• **Data entries for graphics**:
+ + + + +
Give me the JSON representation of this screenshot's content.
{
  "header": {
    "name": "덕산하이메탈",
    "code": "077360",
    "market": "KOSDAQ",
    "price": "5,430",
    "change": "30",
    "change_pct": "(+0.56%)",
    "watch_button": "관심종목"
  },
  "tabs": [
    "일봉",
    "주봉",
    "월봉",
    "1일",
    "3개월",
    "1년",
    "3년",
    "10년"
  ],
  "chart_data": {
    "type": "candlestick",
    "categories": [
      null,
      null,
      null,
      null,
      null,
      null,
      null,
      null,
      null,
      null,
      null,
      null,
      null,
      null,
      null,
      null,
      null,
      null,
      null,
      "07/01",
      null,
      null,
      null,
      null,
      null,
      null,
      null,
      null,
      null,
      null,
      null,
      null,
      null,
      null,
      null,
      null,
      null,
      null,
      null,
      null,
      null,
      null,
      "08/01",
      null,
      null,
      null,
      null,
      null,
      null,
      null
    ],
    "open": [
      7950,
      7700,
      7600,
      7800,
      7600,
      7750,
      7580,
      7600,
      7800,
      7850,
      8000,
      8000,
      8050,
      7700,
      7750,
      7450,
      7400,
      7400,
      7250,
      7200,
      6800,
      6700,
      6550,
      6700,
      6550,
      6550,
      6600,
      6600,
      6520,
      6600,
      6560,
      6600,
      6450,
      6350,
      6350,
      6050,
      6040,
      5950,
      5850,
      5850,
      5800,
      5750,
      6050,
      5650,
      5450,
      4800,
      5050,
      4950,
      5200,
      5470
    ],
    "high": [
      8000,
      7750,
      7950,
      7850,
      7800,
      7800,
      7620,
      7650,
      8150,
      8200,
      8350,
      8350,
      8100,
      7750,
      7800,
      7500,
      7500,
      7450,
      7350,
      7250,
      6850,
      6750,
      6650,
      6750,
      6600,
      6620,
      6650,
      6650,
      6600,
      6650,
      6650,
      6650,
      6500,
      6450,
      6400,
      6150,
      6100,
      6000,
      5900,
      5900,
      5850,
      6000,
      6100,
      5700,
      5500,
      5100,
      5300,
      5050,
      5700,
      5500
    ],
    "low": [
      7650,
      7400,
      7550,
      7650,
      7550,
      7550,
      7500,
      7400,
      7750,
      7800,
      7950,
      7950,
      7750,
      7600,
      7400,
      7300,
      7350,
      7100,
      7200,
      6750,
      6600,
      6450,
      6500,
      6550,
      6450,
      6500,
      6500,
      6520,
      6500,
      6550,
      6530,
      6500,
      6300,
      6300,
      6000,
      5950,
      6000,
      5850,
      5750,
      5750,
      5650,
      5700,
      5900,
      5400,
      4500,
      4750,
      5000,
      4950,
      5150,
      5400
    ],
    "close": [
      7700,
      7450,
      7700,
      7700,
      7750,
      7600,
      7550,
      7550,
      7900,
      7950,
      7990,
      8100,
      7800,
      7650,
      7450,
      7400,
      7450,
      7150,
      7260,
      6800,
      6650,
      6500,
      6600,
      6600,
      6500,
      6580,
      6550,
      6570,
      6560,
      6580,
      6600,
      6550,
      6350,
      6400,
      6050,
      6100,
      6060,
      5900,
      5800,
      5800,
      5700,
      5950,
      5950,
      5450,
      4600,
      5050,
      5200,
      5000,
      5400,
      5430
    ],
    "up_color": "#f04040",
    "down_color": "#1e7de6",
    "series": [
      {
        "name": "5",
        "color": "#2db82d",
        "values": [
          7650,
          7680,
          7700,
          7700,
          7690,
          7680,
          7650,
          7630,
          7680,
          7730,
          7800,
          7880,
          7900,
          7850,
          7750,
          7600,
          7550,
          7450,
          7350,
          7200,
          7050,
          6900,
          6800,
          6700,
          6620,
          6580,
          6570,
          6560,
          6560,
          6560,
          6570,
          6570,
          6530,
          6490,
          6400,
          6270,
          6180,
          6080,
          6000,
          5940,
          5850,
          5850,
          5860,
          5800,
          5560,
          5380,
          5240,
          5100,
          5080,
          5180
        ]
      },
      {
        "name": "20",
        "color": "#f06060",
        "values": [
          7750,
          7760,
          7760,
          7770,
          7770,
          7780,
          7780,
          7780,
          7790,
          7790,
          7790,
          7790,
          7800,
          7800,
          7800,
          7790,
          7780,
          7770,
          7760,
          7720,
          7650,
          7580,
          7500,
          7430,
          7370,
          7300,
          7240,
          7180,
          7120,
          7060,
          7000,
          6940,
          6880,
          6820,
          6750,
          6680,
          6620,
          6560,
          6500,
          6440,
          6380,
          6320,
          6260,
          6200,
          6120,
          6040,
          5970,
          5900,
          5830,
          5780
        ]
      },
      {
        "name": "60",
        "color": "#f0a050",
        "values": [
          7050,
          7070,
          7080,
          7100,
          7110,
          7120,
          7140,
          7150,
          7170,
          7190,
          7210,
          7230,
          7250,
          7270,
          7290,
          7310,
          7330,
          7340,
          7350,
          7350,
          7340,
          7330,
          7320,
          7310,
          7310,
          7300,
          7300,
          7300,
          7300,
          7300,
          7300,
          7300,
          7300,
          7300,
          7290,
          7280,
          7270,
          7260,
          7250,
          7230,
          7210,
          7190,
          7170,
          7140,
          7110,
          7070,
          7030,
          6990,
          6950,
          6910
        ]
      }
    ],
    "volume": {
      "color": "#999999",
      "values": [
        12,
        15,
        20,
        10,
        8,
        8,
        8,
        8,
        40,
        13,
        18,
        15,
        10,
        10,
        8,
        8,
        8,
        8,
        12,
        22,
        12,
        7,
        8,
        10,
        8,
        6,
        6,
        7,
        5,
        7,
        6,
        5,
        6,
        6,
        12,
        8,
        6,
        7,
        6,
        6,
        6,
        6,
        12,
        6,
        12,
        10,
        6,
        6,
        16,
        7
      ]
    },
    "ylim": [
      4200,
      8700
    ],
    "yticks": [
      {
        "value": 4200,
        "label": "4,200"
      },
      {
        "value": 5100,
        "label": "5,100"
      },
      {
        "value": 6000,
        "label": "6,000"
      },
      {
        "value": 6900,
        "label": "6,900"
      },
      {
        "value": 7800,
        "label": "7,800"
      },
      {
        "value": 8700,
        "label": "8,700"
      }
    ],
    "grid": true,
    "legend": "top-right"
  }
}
+ + + + +
Write out the listing once more, matching it exactly.

Give me the JSON representation of this screenshot's content.
{
  "header": {
    "name": "덕산하이메탈",
    "code": "077360",
    "market": "KOSDAQ",
    "price": "5,430",
    "change": "30",
    "change_pct": "(+0.56%)",
    "watch_button": "관심종목"
  },
  "tabs": [
    "일봉",
    "주봉",
    "월봉",
    "1일",
    "3개월",
    "1년",
    "3년",
    "10년"
  ],
  "chart_data": {
    "type": "candlestick",
    "categories": [
      null,
      null,
      null,
      null,
      null,
      null,
      null,
      null,
      null,
      null,
      null,
      null,
      null,
      null,
      null,
      null,
      null,
      null,
      null,
      "07/01",
      null,
      null,
      null,
      null,
      null,
      null,
      null,
      null,
      null,
      null,
      null,
      null,
      null,
      null,
      null,
      null,
      null,
      null,
      null,
      null,
      null,
      null,
      "08/01",
      null,
      null,
      null,
      null,
      null,
      null,
      null
    ],
    "open": [
      7950,
      7700,
      7600,
      7800,
      7600,
      7750,
      7580,
      7600,
      7800,
      7850,
      8000,
      8000,
      8050,
      7700,
      7750,
      7450,
      7400,
      7400,
      7250,
      7200,
      6800,
      6700,
      6550,
      6700,
      6550,
      6550,
      6600,
      6600,
      6520,
      6600,
      6560,
      6600,
      6450,
      6350,
      6350,
      6050,
      6040,
      5950,
      5850,
      5850,
      5800,
      5750,
      6050,
      5650,
      5450,
      4800,
      5050,
      4950,
      5200,
      5470
    ],
    "high": [
      8000,
      7750,
      7950,
      7850,
      7800,
      7800,
      7620,
      7650,
      8150,
      8200,
      8350,
      8350,
      8100,
      7750,
      7800,
      7500,
      7500,
      7450,
      7350,
      7250,
      6850,
      6750,
      6650,
      6750,
      6600,
      6620,
      6650,
      6650,
      6600,
      6650,
      6650,
      6650,
      6500,
      6450,
      6400,
      6150,
      6100,
      6000,
      5900,
      5900,
      5850,
      6000,
      6100,
      5700,
      5500,
      5100,
      5300,
      5050,
      5700,
      5500
    ],
    "low": [
      7650,
      7400,
      7550,
      7650,
      7550,
      7550,
      7500,
      7400,
      7750,
      7800,
      7950,
      7950,
      7750,
      7600,
      7400,
      7300,
      7350,
      7100,
      7200,
      6750,
      6600,
      6450,
      6500,
      6550,
      6450,
      6500,
      6500,
      6520,
      6500,
      6550,
      6530,
      6500,
      6300,
      6300,
      6000,
      5950,
      6000,
      5850,
      5750,
      5750,
      5650,
      5700,
      5900,
      5400,
      4500,
      4750,
      5000,
      4950,
      5150,
      5400
    ],
    "close": [
      7700,
      7450,
      7700,
      7700,
      7750,
      7600,
      7550,
      7550,
      7900,
      7950,
      7990,
      8100,
      7800,
      7650,
      7450,
      7400,
      7450,
      7150,
      7260,
      6800,
      6650,
      6500,
      6600,
      6600,
      6500,
      6580,
      6550,
      6570,
      6560,
      6580,
      6600,
      6550,
      6350,
      6400,
      6050,
      6100,
      6060,
      5900,
      5800,
      5800,
      5700,
      5950,
      5950,
      5450,
      4600,
      5050,
      5200,
      5000,
      5400,
      5430
    ],
    "up_color": "#f04040",
    "down_color": "#1e7de6",
    "series": [
      {
        "name": "5",
        "color": "#2db82d",
        "values": [
          7650,
          7680,
          7700,
          7700,
          7690,
          7680,
          7650,
          7630,
          7680,
          7730,
          7800,
          7880,
          7900,
          7850,
          7750,
          7600,
          7550,
          7450,
          7350,
          7200,
          7050,
          6900,
          6800,
          6700,
          6620,
          6580,
          6570,
          6560,
          6560,
          6560,
          6570,
          6570,
          6530,
          6490,
          6400,
          6270,
          6180,
          6080,
          6000,
          5940,
          5850,
          5850,
          5860,
          5800,
          5560,
          5380,
          5240,
          5100,
          5080,
          5180
        ]
      },
      {
        "name": "20",
        "color": "#f06060",
        "values": [
          7750,
          7760,
          7760,
          7770,
          7770,
          7780,
          7780,
          7780,
          7790,
          7790,
          7790,
          7790,
          7800,
          7800,
          7800,
          7790,
          7780,
          7770,
          7760,
          7720,
          7650,
          7580,
          7500,
          7430,
          7370,
          7300,
          7240,
          7180,
          7120,
          7060,
          7000,
          6940,
          6880,
          6820,
          6750,
          6680,
          6620,
          6560,
          6500,
          6440,
          6380,
          6320,
          6260,
          6200,
          6120,
          6040,
          5970,
          5900,
          5830,
          5780
        ]
      },
      {
        "name": "60",
        "color": "#f0a050",
        "values": [
          7050,
          7070,
          7080,
          7100,
          7110,
          7120,
          7140,
          7150,
          7170,
          7190,
          7210,
          7230,
          7250,
          7270,
          7290,
          7310,
          7330,
          7340,
          7350,
          7350,
          7340,
          7330,
          7320,
          7310,
          7310,
          7300,
          7300,
          7300,
          7300,
          7300,
          7300,
          7300,
          7300,
          7300,
          7290,
          7280,
          7270,
          7260,
          7250,
          7230,
          7210,
          7190,
          7170,
          7140,
          7110,
          7070,
          7030,
          6990,
          6950,
          6910
        ]
      }
    ],
    "volume": {
      "color": "#999999",
      "values": [
        12,
        15,
        20,
        10,
        8,
        8,
        8,
        8,
        40,
        13,
        18,
        15,
        10,
        10,
        8,
        8,
        8,
        8,
        12,
        22,
        12,
        7,
        8,
        10,
        8,
        6,
        6,
        7,
        5,
        7,
        6,
        5,
        6,
        6,
        12,
        8,
        6,
        7,
        6,
        6,
        6,
        6,
        12,
        6,
        12,
        10,
        6,
        6,
        16,
        7
      ]
    },
    "ylim": [
      4200,
      8700
    ],
    "yticks": [
      {
        "value": 4200,
        "label": "4,200"
      },
      {
        "value": 5100,
        "label": "5,100"
      },
      {
        "value": 6000,
        "label": "6,000"
      },
      {
        "value": 6900,
        "label": "6,900"
      },
      {
        "value": 7800,
        "label": "7,800"
      },
      {
        "value": 8700,
        "label": "8,700"
      }
    ],
    "grid": true,
    "legend": "top-right"
  }
}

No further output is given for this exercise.